··· Article
Both Krishnas prove to be ‘Bhojona-rasika’ and ‘Shilpa-rasika’. Another of Vyasa’s master humor that food for appetite and food for intellect go hand to hand! That Krishna is a great lover of food is also confirmed in Sishupal’s outbursts against him. Sishupal in his defiance of Krishna (Section XL of Sabha Parva) asks Bhisma, ‘O Bhishma, what is there remarkable in this one's having supported for a week the Govardhan mount which is like an anthill? 'While sporting on the top of a mountain this one ate a large quantity of food,' - hearing  these words of thine many have wondered exceedingly.’ 

This is one of the few occasions in the Mahabharata that refers to Krishna’s ‘Balya-lila.’ What is revealed is that the mighty slayer of Kamsha is our next-door adolescent impressing his pals gobbling huge quantity of food, like our younger brothers doing a round of competition with favourite dishes in birthday, marriage or other social parties. We are fortunate that Sishupala, a hardcore Krishna-hater, finds fault in even this too! But for his hatred, the Krishna of our household would not have come to our view.
······
··· Information shown
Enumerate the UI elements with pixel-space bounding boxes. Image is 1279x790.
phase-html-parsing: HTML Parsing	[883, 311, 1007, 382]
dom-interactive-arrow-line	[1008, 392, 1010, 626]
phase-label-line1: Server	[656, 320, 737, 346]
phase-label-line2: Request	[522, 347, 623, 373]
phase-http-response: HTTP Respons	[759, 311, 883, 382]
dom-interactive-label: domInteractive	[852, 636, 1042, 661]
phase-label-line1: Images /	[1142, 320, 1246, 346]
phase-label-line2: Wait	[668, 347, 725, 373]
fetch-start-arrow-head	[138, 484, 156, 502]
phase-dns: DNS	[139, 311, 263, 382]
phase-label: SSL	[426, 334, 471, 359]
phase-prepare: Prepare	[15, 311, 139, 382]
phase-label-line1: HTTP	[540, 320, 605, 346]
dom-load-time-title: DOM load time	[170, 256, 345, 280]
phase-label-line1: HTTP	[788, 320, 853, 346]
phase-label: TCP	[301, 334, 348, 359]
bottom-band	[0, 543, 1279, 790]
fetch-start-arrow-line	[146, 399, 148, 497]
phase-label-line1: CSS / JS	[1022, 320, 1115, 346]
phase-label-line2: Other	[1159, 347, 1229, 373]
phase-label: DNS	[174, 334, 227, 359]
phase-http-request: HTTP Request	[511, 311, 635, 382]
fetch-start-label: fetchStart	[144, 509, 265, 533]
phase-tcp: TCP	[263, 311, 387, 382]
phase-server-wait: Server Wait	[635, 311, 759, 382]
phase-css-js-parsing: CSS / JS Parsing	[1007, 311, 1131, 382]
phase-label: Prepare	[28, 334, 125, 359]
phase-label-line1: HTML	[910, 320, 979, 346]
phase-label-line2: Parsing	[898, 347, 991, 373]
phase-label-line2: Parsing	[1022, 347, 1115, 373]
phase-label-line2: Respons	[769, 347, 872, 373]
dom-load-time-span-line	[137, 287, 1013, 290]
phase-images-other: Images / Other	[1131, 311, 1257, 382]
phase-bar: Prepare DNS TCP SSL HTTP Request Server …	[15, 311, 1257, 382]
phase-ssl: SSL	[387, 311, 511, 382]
······
◆ **Problem statement**: Reproduce verbatim the portion of the Krishna passage above, everything from "This is one" down to "to our view.".

◆ **Written reply**:
This is one of the few occasions in the Mahabharata that refers to Krishna’s ‘Balya-lila.’ What is revealed is that the mighty slayer of Kamsha is our next-door adolescent impressing his pals gobbling huge quantity of food, like our younger brothers doing a round of competition with favourite dishes in birthday, marriage or other social parties. We are fortunate that Sishupala, a hardcore Krishna-hater, finds fault in even this too! But for his hatred, the Krishna of our household would not have come to our view.